Task to carry out: Below are the records; reproduce all of them exactly but without any images.

Material for this task:
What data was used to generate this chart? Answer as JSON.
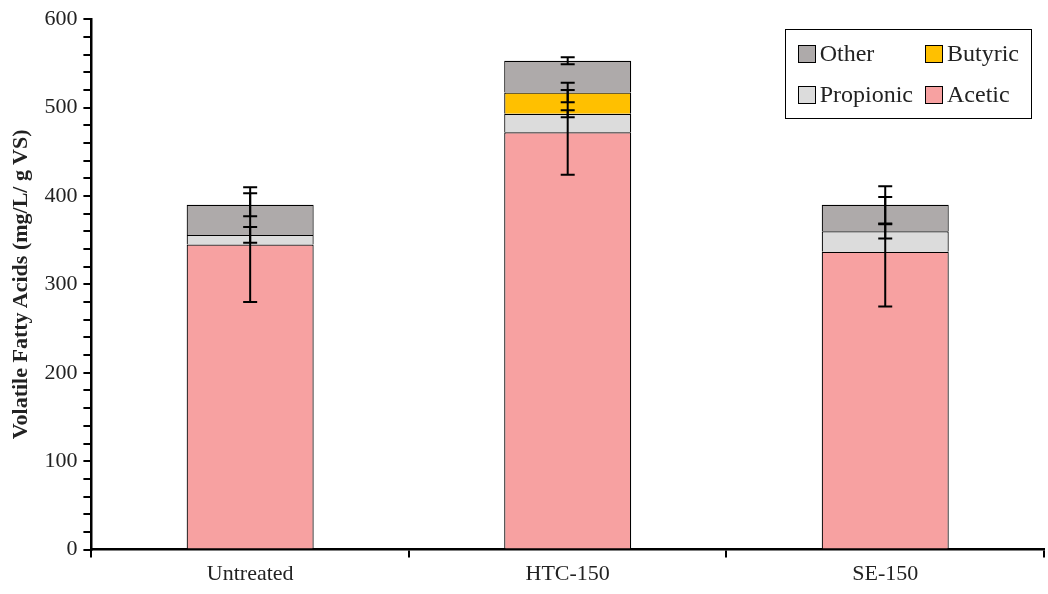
{
  "chart_data": {
    "type": "bar",
    "stacked": true,
    "ylabel": "Volatile Fatty Acids (mg/L/ g VS)",
    "categories": [
      "Untreated",
      "HTC-150",
      "SE-150"
    ],
    "series": [
      {
        "name": "Acetic",
        "color": "#f7a1a1",
        "values": [
          345,
          472,
          337
        ],
        "errors": [
          65,
          48,
          62
        ]
      },
      {
        "name": "Propionic",
        "color": "#dcdcdc",
        "values": [
          11,
          21,
          23
        ],
        "errors": [
          9,
          4,
          8
        ]
      },
      {
        "name": "Butyric",
        "color": "#ffc000",
        "values": [
          null,
          24,
          null
        ],
        "errors": [
          null,
          11,
          null
        ]
      },
      {
        "name": "Other",
        "color": "#aeaaaa",
        "values": [
          34,
          36,
          30
        ],
        "errors": [
          13,
          4,
          21
        ]
      }
    ],
    "ylim": [
      0,
      600
    ],
    "yticks": [
      0,
      {
        "value": 20,
        "label": null
      },
      {
        "value": 40,
        "label": null
      },
      {
        "value": 60,
        "label": null
      },
      {
        "value": 80,
        "label": null
      },
      100,
      {
        "value": 120,
        "label": null
      },
      {
        "value": 140,
        "label": null
      },
      {
        "value": 160,
        "label": null
      },
      {
        "value": 180,
        "label": null
      },
      200,
      {
        "value": 220,
        "label": null
      },
      {
        "value": 240,
        "label": null
      },
      {
        "value": 260,
        "label": null
      },
      {
        "value": 280,
        "label": null
      },
      300,
      {
        "value": 320,
        "label": null
      },
      {
        "value": 340,
        "label": null
      },
      {
        "value": 360,
        "label": null
      },
      {
        "value": 380,
        "label": null
      },
      400,
      {
        "value": 420,
        "label": null
      },
      {
        "value": 440,
        "label": null
      },
      {
        "value": 460,
        "label": null
      },
      {
        "value": 480,
        "label": null
      },
      500,
      {
        "value": 520,
        "label": null
      },
      {
        "value": 540,
        "label": null
      },
      {
        "value": 560,
        "label": null
      },
      {
        "value": 580,
        "label": null
      },
      600
    ],
    "grid": false,
    "legend": "top right"
  }
}
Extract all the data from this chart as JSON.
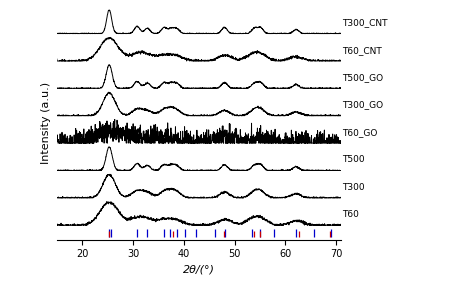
{
  "xlim": [
    15,
    71
  ],
  "xticks": [
    20,
    30,
    40,
    50,
    60,
    70
  ],
  "xlabel": "2θ/(°)",
  "ylabel": "Intensity (a.u.)",
  "background_color": "#ffffff",
  "label_names": [
    "T60",
    "T300",
    "T500",
    "T60_GO",
    "T300_GO",
    "T500_GO",
    "T60_CNT",
    "T300_CNT"
  ],
  "offsets": [
    0.0,
    0.95,
    1.9,
    2.85,
    3.8,
    4.75,
    5.7,
    6.65
  ],
  "ref_brookite_peaks": [
    25.34,
    25.69,
    30.81,
    32.82,
    36.09,
    37.36,
    38.57,
    40.18,
    42.34,
    46.04,
    48.05,
    53.49,
    55.06,
    57.82,
    62.12,
    65.68,
    68.91
  ],
  "ref_anatase_peaks": [
    25.28,
    37.8,
    47.99,
    53.89,
    55.06,
    62.69,
    68.76
  ],
  "brookite_color": "#0000cc",
  "anatase_color": "#cc0000",
  "line_color": "#000000",
  "linewidth": 0.7,
  "label_fontsize": 6.5,
  "axis_fontsize": 8,
  "tick_fontsize": 7
}
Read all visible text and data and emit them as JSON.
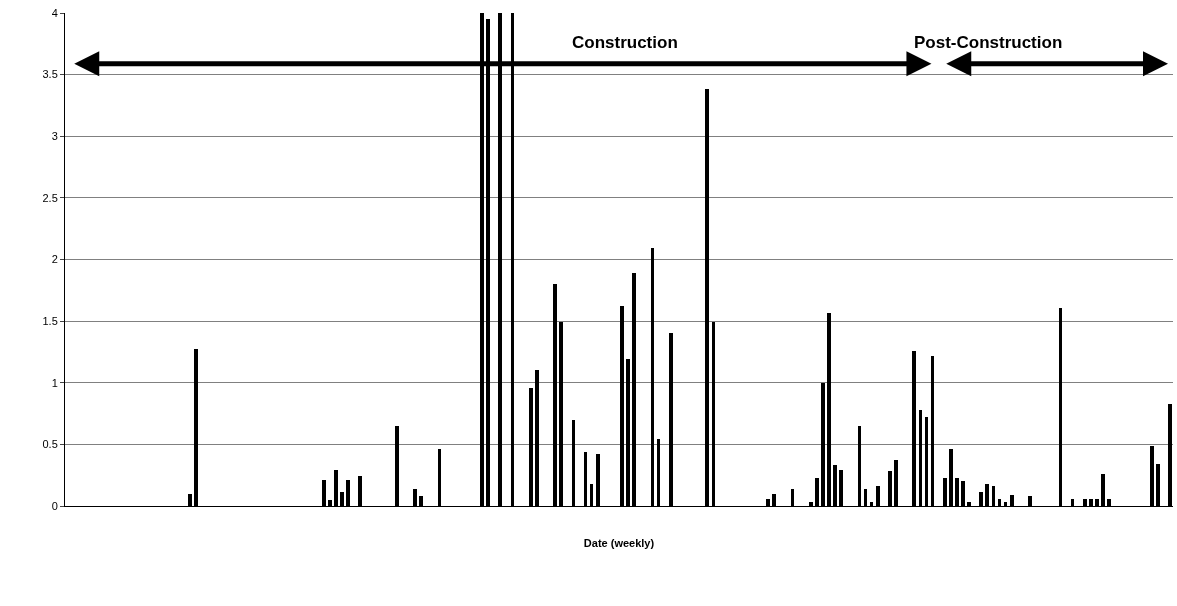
{
  "chart_data": {
    "type": "bar",
    "xlabel": "Date (weekly)",
    "categories": [
      null,
      null,
      null,
      null,
      null,
      null,
      null,
      null,
      null,
      null,
      null,
      null,
      null,
      null,
      null,
      null,
      null,
      null,
      null,
      null,
      null,
      null,
      null,
      null,
      null,
      null,
      null,
      null,
      null,
      null,
      null,
      null,
      null,
      null,
      null,
      null,
      null,
      null,
      null,
      null,
      null,
      null,
      null,
      null,
      null,
      null,
      null,
      null,
      null,
      null,
      null,
      null,
      null,
      null,
      null,
      null,
      null,
      null,
      null,
      null,
      null,
      null,
      null,
      null,
      null,
      null,
      null,
      null,
      null,
      null,
      null,
      null,
      null,
      null,
      null,
      null,
      null,
      null,
      null,
      null,
      null,
      null,
      null,
      null,
      null,
      null,
      null,
      null,
      null,
      null,
      null,
      null,
      null,
      null,
      null,
      null,
      null,
      null,
      null,
      null,
      null,
      null,
      null,
      null,
      null,
      null,
      null,
      null,
      null,
      null,
      null,
      null,
      null,
      null,
      null,
      null,
      null,
      null,
      null,
      null,
      null,
      null,
      null,
      null,
      null,
      null,
      null,
      null,
      null,
      null,
      null,
      null,
      null,
      null,
      null,
      null,
      null,
      null,
      null,
      null,
      null,
      null,
      null,
      null,
      null,
      null,
      null,
      null,
      null,
      null,
      null,
      null,
      null,
      null,
      null,
      null,
      null,
      null,
      null,
      null,
      null,
      null,
      null,
      null,
      null,
      null,
      null,
      null,
      null,
      null,
      null,
      null,
      null,
      null,
      null,
      null,
      null,
      null,
      null,
      null,
      null,
      null
    ],
    "values": [
      null,
      null,
      null,
      null,
      null,
      null,
      null,
      null,
      null,
      null,
      null,
      null,
      null,
      null,
      null,
      null,
      null,
      null,
      null,
      null,
      0.1,
      1.27,
      null,
      null,
      null,
      null,
      null,
      null,
      null,
      null,
      null,
      null,
      null,
      null,
      null,
      null,
      null,
      null,
      null,
      null,
      null,
      null,
      0.21,
      0.05,
      0.29,
      0.11,
      0.21,
      null,
      0.24,
      null,
      null,
      null,
      null,
      null,
      0.65,
      null,
      null,
      0.14,
      0.08,
      null,
      null,
      0.46,
      null,
      null,
      null,
      null,
      null,
      null,
      4,
      3.95,
      null,
      4,
      null,
      4,
      null,
      null,
      0.96,
      1.1,
      null,
      null,
      1.8,
      1.49,
      null,
      0.7,
      null,
      0.44,
      0.18,
      0.42,
      null,
      null,
      null,
      1.62,
      1.19,
      1.89,
      null,
      null,
      2.09,
      0.54,
      null,
      1.4,
      null,
      null,
      null,
      null,
      null,
      3.38,
      1.49,
      null,
      null,
      null,
      null,
      null,
      null,
      null,
      null,
      0.06,
      0.1,
      null,
      null,
      0.14,
      null,
      null,
      0.03,
      0.23,
      1,
      1.57,
      0.33,
      0.29,
      null,
      null,
      0.65,
      0.14,
      0.03,
      0.16,
      null,
      0.28,
      0.37,
      null,
      null,
      1.26,
      0.78,
      0.72,
      1.22,
      null,
      0.23,
      0.46,
      0.23,
      0.2,
      0.03,
      null,
      0.11,
      0.18,
      0.16,
      0.06,
      0.03,
      0.09,
      null,
      null,
      0.08,
      null,
      null,
      null,
      null,
      1.61,
      null,
      0.06,
      null,
      0.06,
      0.06,
      0.06,
      0.26,
      0.06,
      null,
      null,
      null,
      null,
      null,
      null,
      0.49,
      0.34,
      null,
      0.83
    ],
    "color": "#000000",
    "ylim": [
      0,
      4
    ],
    "yticks": [
      0,
      0.5,
      1,
      1.5,
      2,
      2.5,
      3,
      3.5,
      4
    ],
    "grid": "y",
    "annotations": [
      "Construction",
      "Post-Construction"
    ]
  }
}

Expected answer:
What data was used to generate this chart? Answer as JSON.
{
  "chart_data": {
    "type": "bar",
    "stacked": true,
    "ylabel": "Volatile Fatty Acids (mg/L/ g VS)",
    "categories": [
      "Untreated",
      "HTC-150",
      "SE-150"
    ],
    "series": [
      {
        "name": "Acetic",
        "color": "#f7a1a1",
        "values": [
          345,
          472,
          337
        ],
        "errors": [
          65,
          48,
          62
        ]
      },
      {
        "name": "Propionic",
        "color": "#dcdcdc",
        "values": [
          11,
          21,
          23
        ],
        "errors": [
          9,
          4,
          8
        ]
      },
      {
        "name": "Butyric",
        "color": "#ffc000",
        "values": [
          null,
          24,
          null
        ],
        "errors": [
          null,
          11,
          null
        ]
      },
      {
        "name": "Other",
        "color": "#aeaaaa",
        "values": [
          34,
          36,
          30
        ],
        "errors": [
          13,
          4,
          21
        ]
      }
    ],
    "ylim": [
      0,
      600
    ],
    "yticks": [
      0,
      {
        "value": 20,
        "label": null
      },
      {
        "value": 40,
        "label": null
      },
      {
        "value": 60,
        "label": null
      },
      {
        "value": 80,
        "label": null
      },
      100,
      {
        "value": 120,
        "label": null
      },
      {
        "value": 140,
        "label": null
      },
      {
        "value": 160,
        "label": null
      },
      {
        "value": 180,
        "label": null
      },
      200,
      {
        "value": 220,
        "label": null
      },
      {
        "value": 240,
        "label": null
      },
      {
        "value": 260,
        "label": null
      },
      {
        "value": 280,
        "label": null
      },
      300,
      {
        "value": 320,
        "label": null
      },
      {
        "value": 340,
        "label": null
      },
      {
        "value": 360,
        "label": null
      },
      {
        "value": 380,
        "label": null
      },
      400,
      {
        "value": 420,
        "label": null
      },
      {
        "value": 440,
        "label": null
      },
      {
        "value": 460,
        "label": null
      },
      {
        "value": 480,
        "label": null
      },
      500,
      {
        "value": 520,
        "label": null
      },
      {
        "value": 540,
        "label": null
      },
      {
        "value": 560,
        "label": null
      },
      {
        "value": 580,
        "label": null
      },
      600
    ],
    "grid": false,
    "legend": "top right"
  }
}
Extract all the data from this chart as JSON.
{
  "xlim": [
    15,
    71
  ],
  "xticks": [
    20,
    30,
    40,
    50,
    60,
    70
  ],
  "xlabel": "2θ/(°)",
  "ylabel": "Intensity (a.u.)",
  "background_color": "#ffffff",
  "label_names": [
    "T60",
    "T300",
    "T500",
    "T60_GO",
    "T300_GO",
    "T500_GO",
    "T60_CNT",
    "T300_CNT"
  ],
  "offsets": [
    0.0,
    0.95,
    1.9,
    2.85,
    3.8,
    4.75,
    5.7,
    6.65
  ],
  "ref_brookite_peaks": [
    25.34,
    25.69,
    30.81,
    32.82,
    36.09,
    37.36,
    38.57,
    40.18,
    42.34,
    46.04,
    48.05,
    53.49,
    55.06,
    57.82,
    62.12,
    65.68,
    68.91
  ],
  "ref_anatase_peaks": [
    25.28,
    37.8,
    47.99,
    53.89,
    55.06,
    62.69,
    68.76
  ],
  "brookite_color": "#0000cc",
  "anatase_color": "#cc0000",
  "line_color": "#000000",
  "linewidth": 0.7,
  "label_fontsize": 6.5,
  "axis_fontsize": 8,
  "tick_fontsize": 7
}
Read all visible text and data and emit them as JSON.
{
  "chart_data": {
    "type": "bar",
    "xlabel": "Date (weekly)",
    "categories": [
      null,
      null,
      null,
      null,
      null,
      null,
      null,
      null,
      null,
      null,
      null,
      null,
      null,
      null,
      null,
      null,
      null,
      null,
      null,
      null,
      null,
      null,
      null,
      null,
      null,
      null,
      null,
      null,
      null,
      null,
      null,
      null,
      null,
      null,
      null,
      null,
      null,
      null,
      null,
      null,
      null,
      null,
      null,
      null,
      null,
      null,
      null,
      null,
      null,
      null,
      null,
      null,
      null,
      null,
      null,
      null,
      null,
      null,
      null,
      null,
      null,
      null,
      null,
      null,
      null,
      null,
      null,
      null,
      null,
      null,
      null,
      null,
      null,
      null,
      null,
      null,
      null,
      null,
      null,
      null,
      null,
      null,
      null,
      null,
      null,
      null,
      null,
      null,
      null,
      null,
      null,
      null,
      null,
      null,
      null,
      null,
      null,
      null,
      null,
      null,
      null,
      null,
      null,
      null,
      null,
      null,
      null,
      null,
      null,
      null,
      null,
      null,
      null,
      null,
      null,
      null,
      null,
      null,
      null,
      null,
      null,
      null,
      null,
      null,
      null,
      null,
      null,
      null,
      null,
      null,
      null,
      null,
      null,
      null,
      null,
      null,
      null,
      null,
      null,
      null,
      null,
      null,
      null,
      null,
      null,
      null,
      null,
      null,
      null,
      null,
      null,
      null,
      null,
      null,
      null,
      null,
      null,
      null,
      null,
      null,
      null,
      null,
      null,
      null,
      null,
      null,
      null,
      null,
      null,
      null,
      null,
      null,
      null,
      null,
      null,
      null,
      null,
      null,
      null,
      null,
      null,
      null
    ],
    "values": [
      null,
      null,
      null,
      null,
      null,
      null,
      null,
      null,
      null,
      null,
      null,
      null,
      null,
      null,
      null,
      null,
      null,
      null,
      null,
      null,
      0.1,
      1.27,
      null,
      null,
      null,
      null,
      null,
      null,
      null,
      null,
      null,
      null,
      null,
      null,
      null,
      null,
      null,
      null,
      null,
      null,
      null,
      null,
      0.21,
      0.05,
      0.29,
      0.11,
      0.21,
      null,
      0.24,
      null,
      null,
      null,
      null,
      null,
      0.65,
      null,
      null,
      0.14,
      0.08,
      null,
      null,
      0.46,
      null,
      null,
      null,
      null,
      null,
      null,
      4,
      3.95,
      null,
      4,
      null,
      4,
      null,
      null,
      0.96,
      1.1,
      null,
      null,
      1.8,
      1.49,
      null,
      0.7,
      null,
      0.44,
      0.18,
      0.42,
      null,
      null,
      null,
      1.62,
      1.19,
      1.89,
      null,
      null,
      2.09,
      0.54,
      null,
      1.4,
      null,
      null,
      null,
      null,
      null,
      3.38,
      1.49,
      null,
      null,
      null,
      null,
      null,
      null,
      null,
      null,
      0.06,
      0.1,
      null,
      null,
      0.14,
      null,
      null,
      0.03,
      0.23,
      1,
      1.57,
      0.33,
      0.29,
      null,
      null,
      0.65,
      0.14,
      0.03,
      0.16,
      null,
      0.28,
      0.37,
      null,
      null,
      1.26,
      0.78,
      0.72,
      1.22,
      null,
      0.23,
      0.46,
      0.23,
      0.2,
      0.03,
      null,
      0.11,
      0.18,
      0.16,
      0.06,
      0.03,
      0.09,
      null,
      null,
      0.08,
      null,
      null,
      null,
      null,
      1.61,
      null,
      0.06,
      null,
      0.06,
      0.06,
      0.06,
      0.26,
      0.06,
      null,
      null,
      null,
      null,
      null,
      null,
      0.49,
      0.34,
      null,
      0.83
    ],
    "color": "#000000",
    "ylim": [
      0,
      4
    ],
    "yticks": [
      0,
      0.5,
      1,
      1.5,
      2,
      2.5,
      3,
      3.5,
      4
    ],
    "grid": "y",
    "annotations": [
      "Construction",
      "Post-Construction"
    ]
  }
}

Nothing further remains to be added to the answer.